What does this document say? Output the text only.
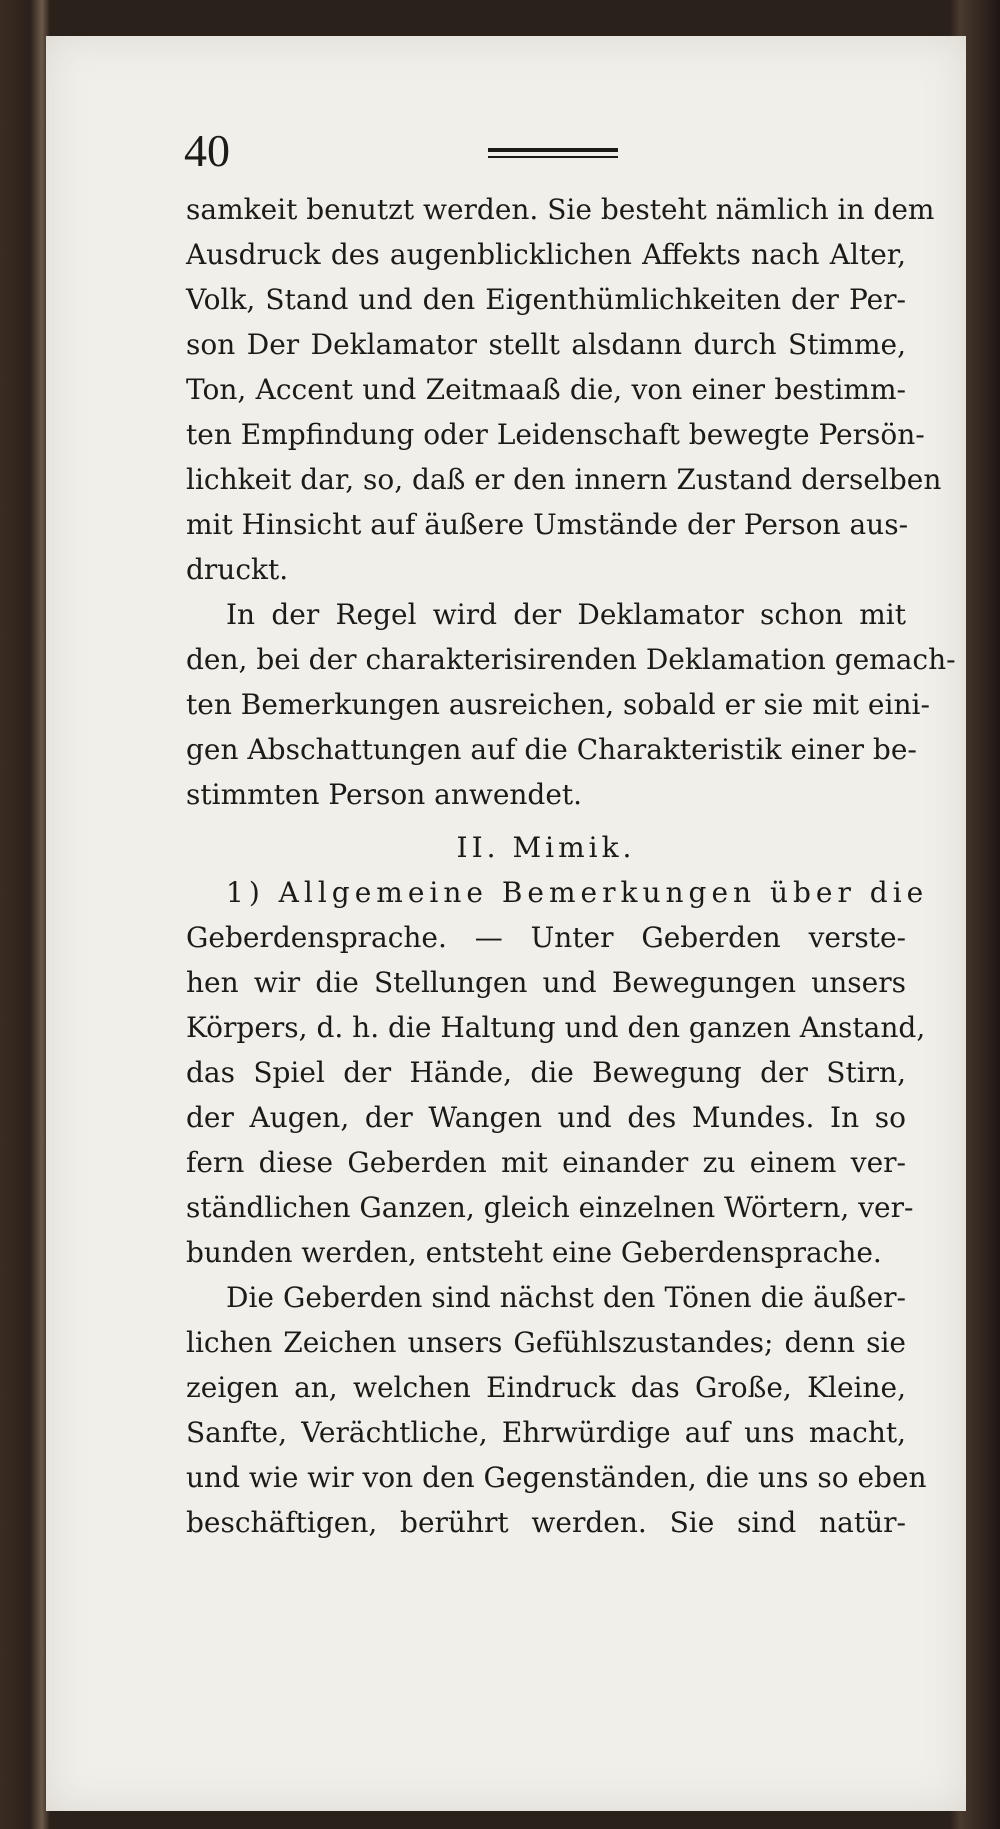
40
samkeit benutzt werden. Sie besteht nämlich in dem
Ausdruck des augenblicklichen Affekts nach Alter,
Volk, Stand und den Eigenthümlichkeiten der Per-
son Der Deklamator stellt alsdann durch Stimme,
Ton, Accent und Zeitmaaß die, von einer bestimm-
ten Empfindung oder Leidenschaft bewegte Persön-
lichkeit dar, so, daß er den innern Zustand derselben
mit Hinsicht auf äußere Umstände der Person aus-
druckt.
In der Regel wird der Deklamator schon mit
den, bei der charakterisirenden Deklamation gemach-
ten Bemerkungen ausreichen, sobald er sie mit eini-
gen Abschattungen auf die Charakteristik einer be-
stimmten Person anwendet.
II. Mimik.
1) Allgemeine Bemerkungen über die
Geberdensprache. — Unter Geberden verste-
hen wir die Stellungen und Bewegungen unsers
Körpers, d. h. die Haltung und den ganzen Anstand,
das Spiel der Hände, die Bewegung der Stirn,
der Augen, der Wangen und des Mundes. In so
fern diese Geberden mit einander zu einem ver-
ständlichen Ganzen, gleich einzelnen Wörtern, ver-
bunden werden, entsteht eine Geberdensprache.
Die Geberden sind nächst den Tönen die äußer-
lichen Zeichen unsers Gefühlszustandes; denn sie
zeigen an, welchen Eindruck das Große, Kleine,
Sanfte, Verächtliche, Ehrwürdige auf uns macht,
und wie wir von den Gegenständen, die uns so eben
beschäftigen, berührt werden. Sie sind natür-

+ + + + +

== Exercise instructions ==
Tally the lines above that contain the word "einer", and reply with only the number.

== Task result ==
2